- [BRIEF]:
Please print all of the material below, word for word.

- [DATA EXCERPTS]:
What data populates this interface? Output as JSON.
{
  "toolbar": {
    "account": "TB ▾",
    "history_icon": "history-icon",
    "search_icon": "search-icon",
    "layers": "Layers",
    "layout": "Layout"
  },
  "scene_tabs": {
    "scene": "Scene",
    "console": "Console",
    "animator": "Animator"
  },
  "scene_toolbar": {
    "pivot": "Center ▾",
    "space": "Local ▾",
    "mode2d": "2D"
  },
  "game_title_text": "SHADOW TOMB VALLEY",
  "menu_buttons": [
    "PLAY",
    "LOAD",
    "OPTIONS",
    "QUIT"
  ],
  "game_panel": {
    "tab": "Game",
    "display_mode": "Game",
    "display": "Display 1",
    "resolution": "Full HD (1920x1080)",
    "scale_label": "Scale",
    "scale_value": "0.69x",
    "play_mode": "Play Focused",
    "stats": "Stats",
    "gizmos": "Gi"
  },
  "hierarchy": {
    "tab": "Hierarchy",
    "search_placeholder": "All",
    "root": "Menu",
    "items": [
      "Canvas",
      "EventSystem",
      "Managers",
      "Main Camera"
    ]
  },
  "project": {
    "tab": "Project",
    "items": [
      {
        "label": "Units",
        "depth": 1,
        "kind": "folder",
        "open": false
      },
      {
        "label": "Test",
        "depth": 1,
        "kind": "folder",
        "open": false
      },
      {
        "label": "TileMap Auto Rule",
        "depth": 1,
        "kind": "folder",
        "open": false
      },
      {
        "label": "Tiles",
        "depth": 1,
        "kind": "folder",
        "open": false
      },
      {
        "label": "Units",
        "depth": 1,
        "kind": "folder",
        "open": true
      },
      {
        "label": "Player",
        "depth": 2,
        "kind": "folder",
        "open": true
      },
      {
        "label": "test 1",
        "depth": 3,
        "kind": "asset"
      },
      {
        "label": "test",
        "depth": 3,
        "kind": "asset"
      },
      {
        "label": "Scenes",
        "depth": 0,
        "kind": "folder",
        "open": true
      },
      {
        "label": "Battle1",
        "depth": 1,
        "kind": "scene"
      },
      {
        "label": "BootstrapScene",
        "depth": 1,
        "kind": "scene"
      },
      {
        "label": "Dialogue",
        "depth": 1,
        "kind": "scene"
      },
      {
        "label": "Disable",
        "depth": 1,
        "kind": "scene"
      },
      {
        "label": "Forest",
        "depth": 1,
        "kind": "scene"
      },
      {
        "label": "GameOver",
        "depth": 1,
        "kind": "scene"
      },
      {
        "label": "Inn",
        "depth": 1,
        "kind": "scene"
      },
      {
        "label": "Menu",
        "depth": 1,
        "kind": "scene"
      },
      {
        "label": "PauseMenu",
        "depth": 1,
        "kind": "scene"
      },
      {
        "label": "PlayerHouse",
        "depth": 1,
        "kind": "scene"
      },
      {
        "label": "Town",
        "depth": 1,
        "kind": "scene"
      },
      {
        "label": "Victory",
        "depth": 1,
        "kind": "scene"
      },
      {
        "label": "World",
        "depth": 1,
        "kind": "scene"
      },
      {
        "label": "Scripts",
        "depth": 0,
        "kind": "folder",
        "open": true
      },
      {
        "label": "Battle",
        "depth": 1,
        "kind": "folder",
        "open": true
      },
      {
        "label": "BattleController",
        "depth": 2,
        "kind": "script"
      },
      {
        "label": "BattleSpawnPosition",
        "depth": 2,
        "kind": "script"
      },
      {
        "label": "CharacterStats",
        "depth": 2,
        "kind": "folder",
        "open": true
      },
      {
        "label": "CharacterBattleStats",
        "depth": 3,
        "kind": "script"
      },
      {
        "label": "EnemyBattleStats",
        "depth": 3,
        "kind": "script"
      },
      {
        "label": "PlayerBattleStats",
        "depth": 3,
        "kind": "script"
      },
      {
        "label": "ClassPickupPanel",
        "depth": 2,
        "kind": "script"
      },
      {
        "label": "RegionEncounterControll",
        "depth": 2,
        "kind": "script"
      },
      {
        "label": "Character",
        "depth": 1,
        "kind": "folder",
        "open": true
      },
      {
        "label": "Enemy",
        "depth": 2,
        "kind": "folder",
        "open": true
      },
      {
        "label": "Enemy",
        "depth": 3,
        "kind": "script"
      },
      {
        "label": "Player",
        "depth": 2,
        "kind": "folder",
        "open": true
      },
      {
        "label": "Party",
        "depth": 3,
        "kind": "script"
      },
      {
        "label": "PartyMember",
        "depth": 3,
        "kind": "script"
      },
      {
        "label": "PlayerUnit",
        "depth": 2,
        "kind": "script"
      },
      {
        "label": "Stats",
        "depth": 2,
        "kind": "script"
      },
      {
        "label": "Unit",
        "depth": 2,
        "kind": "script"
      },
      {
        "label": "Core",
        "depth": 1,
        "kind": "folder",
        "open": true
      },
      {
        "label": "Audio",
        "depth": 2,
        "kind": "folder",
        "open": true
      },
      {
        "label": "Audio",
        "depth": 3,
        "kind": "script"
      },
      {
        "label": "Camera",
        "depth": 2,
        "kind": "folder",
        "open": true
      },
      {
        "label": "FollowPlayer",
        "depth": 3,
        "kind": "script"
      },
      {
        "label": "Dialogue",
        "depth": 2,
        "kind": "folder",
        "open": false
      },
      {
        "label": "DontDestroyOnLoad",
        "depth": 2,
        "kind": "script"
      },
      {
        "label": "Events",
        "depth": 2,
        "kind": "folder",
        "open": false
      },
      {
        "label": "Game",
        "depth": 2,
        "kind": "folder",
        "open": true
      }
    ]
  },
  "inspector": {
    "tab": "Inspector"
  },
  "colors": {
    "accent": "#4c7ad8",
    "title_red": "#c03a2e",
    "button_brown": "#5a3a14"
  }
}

- [THE SOLUTION]:
What data populates this interface? Output as JSON.
{
  "toolbar": {
    "account": "TB ▾",
    "history_icon": "history-icon",
    "search_icon": "search-icon",
    "layers": "Layers",
    "layout": "Layout"
  },
  "scene_tabs": {
    "scene": "Scene",
    "console": "Console",
    "animator": "Animator"
  },
  "scene_toolbar": {
    "pivot": "Center ▾",
    "space": "Local ▾",
    "mode2d": "2D"
  },
  "game_title_text": "SHADOW TOMB VALLEY",
  "menu_buttons": [
    "PLAY",
    "LOAD",
    "OPTIONS",
    "QUIT"
  ],
  "game_panel": {
    "tab": "Game",
    "display_mode": "Game",
    "display": "Display 1",
    "resolution": "Full HD (1920x1080)",
    "scale_label": "Scale",
    "scale_value": "0.69x",
    "play_mode": "Play Focused",
    "stats": "Stats",
    "gizmos": "Gi"
  },
  "hierarchy": {
    "tab": "Hierarchy",
    "search_placeholder": "All",
    "root": "Menu",
    "items": [
      "Canvas",
      "EventSystem",
      "Managers",
      "Main Camera"
    ]
  },
  "project": {
    "tab": "Project",
    "items": [
      {
        "label": "Units",
        "depth": 1,
        "kind": "folder",
        "open": false
      },
      {
        "label": "Test",
        "depth": 1,
        "kind": "folder",
        "open": false
      },
      {
        "label": "TileMap Auto Rule",
        "depth": 1,
        "kind": "folder",
        "open": false
      },
      {
        "label": "Tiles",
        "depth": 1,
        "kind": "folder",
        "open": false
      },
      {
        "label": "Units",
        "depth": 1,
        "kind": "folder",
        "open": true
      },
      {
        "label": "Player",
        "depth": 2,
        "kind": "folder",
        "open": true
      },
      {
        "label": "test 1",
        "depth": 3,
        "kind": "asset"
      },
      {
        "label": "test",
        "depth": 3,
        "kind": "asset"
      },
      {
        "label": "Scenes",
        "depth": 0,
        "kind": "folder",
        "open": true
      },
      {
        "label": "Battle1",
        "depth": 1,
        "kind": "scene"
      },
      {
        "label": "BootstrapScene",
        "depth": 1,
        "kind": "scene"
      },
      {
        "label": "Dialogue",
        "depth": 1,
        "kind": "scene"
      },
      {
        "label": "Disable",
        "depth": 1,
        "kind": "scene"
      },
      {
        "label": "Forest",
        "depth": 1,
        "kind": "scene"
      },
      {
        "label": "GameOver",
        "depth": 1,
        "kind": "scene"
      },
      {
        "label": "Inn",
        "depth": 1,
        "kind": "scene"
      },
      {
        "label": "Menu",
        "depth": 1,
        "kind": "scene"
      },
      {
        "label": "PauseMenu",
        "depth": 1,
        "kind": "scene"
      },
      {
        "label": "PlayerHouse",
        "depth": 1,
        "kind": "scene"
      },
      {
        "label": "Town",
        "depth": 1,
        "kind": "scene"
      },
      {
        "label": "Victory",
        "depth": 1,
        "kind": "scene"
      },
      {
        "label": "World",
        "depth": 1,
        "kind": "scene"
      },
      {
        "label": "Scripts",
        "depth": 0,
        "kind": "folder",
        "open": true
      },
      {
        "label": "Battle",
        "depth": 1,
        "kind": "folder",
        "open": true
      },
      {
        "label": "BattleController",
        "depth": 2,
        "kind": "script"
      },
      {
        "label": "BattleSpawnPosition",
        "depth": 2,
        "kind": "script"
      },
      {
        "label": "CharacterStats",
        "depth": 2,
        "kind": "folder",
        "open": true
      },
      {
        "label": "CharacterBattleStats",
        "depth": 3,
        "kind": "script"
      },
      {
        "label": "EnemyBattleStats",
        "depth": 3,
        "kind": "script"
      },
      {
        "label": "PlayerBattleStats",
        "depth": 3,
        "kind": "script"
      },
      {
        "label": "ClassPickupPanel",
        "depth": 2,
        "kind": "script"
      },
      {
        "label": "RegionEncounterControll",
        "depth": 2,
        "kind": "script"
      },
      {
        "label": "Character",
        "depth": 1,
        "kind": "folder",
        "open": true
      },
      {
        "label": "Enemy",
        "depth": 2,
        "kind": "folder",
        "open": true
      },
      {
        "label": "Enemy",
        "depth": 3,
        "kind": "script"
      },
      {
        "label": "Player",
        "depth": 2,
        "kind": "folder",
        "open": true
      },
      {
        "label": "Party",
        "depth": 3,
        "kind": "script"
      },
      {
        "label": "PartyMember",
        "depth": 3,
        "kind": "script"
      },
      {
        "label": "PlayerUnit",
        "depth": 2,
        "kind": "script"
      },
      {
        "label": "Stats",
        "depth": 2,
        "kind": "script"
      },
      {
        "label": "Unit",
        "depth": 2,
        "kind": "script"
      },
      {
        "label": "Core",
        "depth": 1,
        "kind": "folder",
        "open": true
      },
      {
        "label": "Audio",
        "depth": 2,
        "kind": "folder",
        "open": true
      },
      {
        "label": "Audio",
        "depth": 3,
        "kind": "script"
      },
      {
        "label": "Camera",
        "depth": 2,
        "kind": "folder",
        "open": true
      },
      {
        "label": "FollowPlayer",
        "depth": 3,
        "kind": "script"
      },
      {
        "label": "Dialogue",
        "depth": 2,
        "kind": "folder",
        "open": false
      },
      {
        "label": "DontDestroyOnLoad",
        "depth": 2,
        "kind": "script"
      },
      {
        "label": "Events",
        "depth": 2,
        "kind": "folder",
        "open": false
      },
      {
        "label": "Game",
        "depth": 2,
        "kind": "folder",
        "open": true
      }
    ]
  },
  "inspector": {
    "tab": "Inspector"
  },
  "colors": {
    "accent": "#4c7ad8",
    "title_red": "#c03a2e",
    "button_brown": "#5a3a14"
  }
}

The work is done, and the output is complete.